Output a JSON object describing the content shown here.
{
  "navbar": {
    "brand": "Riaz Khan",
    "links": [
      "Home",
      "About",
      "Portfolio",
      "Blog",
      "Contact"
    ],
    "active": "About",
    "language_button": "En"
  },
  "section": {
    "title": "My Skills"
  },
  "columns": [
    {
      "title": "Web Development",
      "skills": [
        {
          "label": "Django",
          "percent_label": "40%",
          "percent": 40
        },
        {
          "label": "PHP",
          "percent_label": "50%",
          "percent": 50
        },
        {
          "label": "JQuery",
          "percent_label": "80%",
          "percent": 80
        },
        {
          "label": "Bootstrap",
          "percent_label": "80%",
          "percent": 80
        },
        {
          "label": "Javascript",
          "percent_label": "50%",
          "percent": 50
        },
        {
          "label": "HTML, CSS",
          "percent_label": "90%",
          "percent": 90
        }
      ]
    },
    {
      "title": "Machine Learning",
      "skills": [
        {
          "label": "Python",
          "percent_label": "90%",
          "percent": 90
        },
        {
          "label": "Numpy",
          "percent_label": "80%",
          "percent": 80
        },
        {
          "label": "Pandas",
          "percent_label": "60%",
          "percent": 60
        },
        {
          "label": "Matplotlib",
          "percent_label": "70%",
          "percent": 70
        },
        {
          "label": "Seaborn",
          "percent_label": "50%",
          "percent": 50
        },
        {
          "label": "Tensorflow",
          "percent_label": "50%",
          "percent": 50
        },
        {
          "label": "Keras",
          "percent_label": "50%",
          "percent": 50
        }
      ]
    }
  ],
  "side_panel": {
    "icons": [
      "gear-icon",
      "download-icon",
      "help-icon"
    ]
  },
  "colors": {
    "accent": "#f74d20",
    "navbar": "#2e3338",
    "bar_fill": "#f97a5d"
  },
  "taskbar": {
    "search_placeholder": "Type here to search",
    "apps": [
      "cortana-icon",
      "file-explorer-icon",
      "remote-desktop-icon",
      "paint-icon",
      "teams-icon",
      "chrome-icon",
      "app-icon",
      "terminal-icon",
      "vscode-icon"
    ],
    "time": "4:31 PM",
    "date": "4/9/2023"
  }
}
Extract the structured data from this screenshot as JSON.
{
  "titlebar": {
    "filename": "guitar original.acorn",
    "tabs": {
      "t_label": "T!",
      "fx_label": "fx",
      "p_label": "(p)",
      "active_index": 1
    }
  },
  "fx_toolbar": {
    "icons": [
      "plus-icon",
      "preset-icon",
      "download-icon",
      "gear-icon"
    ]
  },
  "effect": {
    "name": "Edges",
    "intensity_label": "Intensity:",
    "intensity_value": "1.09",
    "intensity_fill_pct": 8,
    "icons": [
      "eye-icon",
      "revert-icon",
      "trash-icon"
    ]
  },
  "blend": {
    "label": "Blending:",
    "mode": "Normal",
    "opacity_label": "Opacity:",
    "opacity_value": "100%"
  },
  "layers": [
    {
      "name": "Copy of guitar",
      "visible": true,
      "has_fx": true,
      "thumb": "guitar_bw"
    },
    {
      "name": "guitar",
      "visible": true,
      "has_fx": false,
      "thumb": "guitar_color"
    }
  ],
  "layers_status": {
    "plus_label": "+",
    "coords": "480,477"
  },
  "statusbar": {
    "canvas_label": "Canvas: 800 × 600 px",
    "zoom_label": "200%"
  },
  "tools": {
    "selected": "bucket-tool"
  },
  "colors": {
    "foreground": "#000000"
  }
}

__The problem__: The entries above should be repeated exactly, every one of them.

__Reply__:
Output a JSON object describing the content shown here.
{
  "navbar": {
    "brand": "Riaz Khan",
    "links": [
      "Home",
      "About",
      "Portfolio",
      "Blog",
      "Contact"
    ],
    "active": "About",
    "language_button": "En"
  },
  "section": {
    "title": "My Skills"
  },
  "columns": [
    {
      "title": "Web Development",
      "skills": [
        {
          "label": "Django",
          "percent_label": "40%",
          "percent": 40
        },
        {
          "label": "PHP",
          "percent_label": "50%",
          "percent": 50
        },
        {
          "label": "JQuery",
          "percent_label": "80%",
          "percent": 80
        },
        {
          "label": "Bootstrap",
          "percent_label": "80%",
          "percent": 80
        },
        {
          "label": "Javascript",
          "percent_label": "50%",
          "percent": 50
        },
        {
          "label": "HTML, CSS",
          "percent_label": "90%",
          "percent": 90
        }
      ]
    },
    {
      "title": "Machine Learning",
      "skills": [
        {
          "label": "Python",
          "percent_label": "90%",
          "percent": 90
        },
        {
          "label": "Numpy",
          "percent_label": "80%",
          "percent": 80
        },
        {
          "label": "Pandas",
          "percent_label": "60%",
          "percent": 60
        },
        {
          "label": "Matplotlib",
          "percent_label": "70%",
          "percent": 70
        },
        {
          "label": "Seaborn",
          "percent_label": "50%",
          "percent": 50
        },
        {
          "label": "Tensorflow",
          "percent_label": "50%",
          "percent": 50
        },
        {
          "label": "Keras",
          "percent_label": "50%",
          "percent": 50
        }
      ]
    }
  ],
  "side_panel": {
    "icons": [
      "gear-icon",
      "download-icon",
      "help-icon"
    ]
  },
  "colors": {
    "accent": "#f74d20",
    "navbar": "#2e3338",
    "bar_fill": "#f97a5d"
  },
  "taskbar": {
    "search_placeholder": "Type here to search",
    "apps": [
      "cortana-icon",
      "file-explorer-icon",
      "remote-desktop-icon",
      "paint-icon",
      "teams-icon",
      "chrome-icon",
      "app-icon",
      "terminal-icon",
      "vscode-icon"
    ],
    "time": "4:31 PM",
    "date": "4/9/2023"
  }
}
Extract the structured data from this screenshot as JSON.
{
  "titlebar": {
    "filename": "guitar original.acorn",
    "tabs": {
      "t_label": "T!",
      "fx_label": "fx",
      "p_label": "(p)",
      "active_index": 1
    }
  },
  "fx_toolbar": {
    "icons": [
      "plus-icon",
      "preset-icon",
      "download-icon",
      "gear-icon"
    ]
  },
  "effect": {
    "name": "Edges",
    "intensity_label": "Intensity:",
    "intensity_value": "1.09",
    "intensity_fill_pct": 8,
    "icons": [
      "eye-icon",
      "revert-icon",
      "trash-icon"
    ]
  },
  "blend": {
    "label": "Blending:",
    "mode": "Normal",
    "opacity_label": "Opacity:",
    "opacity_value": "100%"
  },
  "layers": [
    {
      "name": "Copy of guitar",
      "visible": true,
      "has_fx": true,
      "thumb": "guitar_bw"
    },
    {
      "name": "guitar",
      "visible": true,
      "has_fx": false,
      "thumb": "guitar_color"
    }
  ],
  "layers_status": {
    "plus_label": "+",
    "coords": "480,477"
  },
  "statusbar": {
    "canvas_label": "Canvas: 800 × 600 px",
    "zoom_label": "200%"
  },
  "tools": {
    "selected": "bucket-tool"
  },
  "colors": {
    "foreground": "#000000"
  }
}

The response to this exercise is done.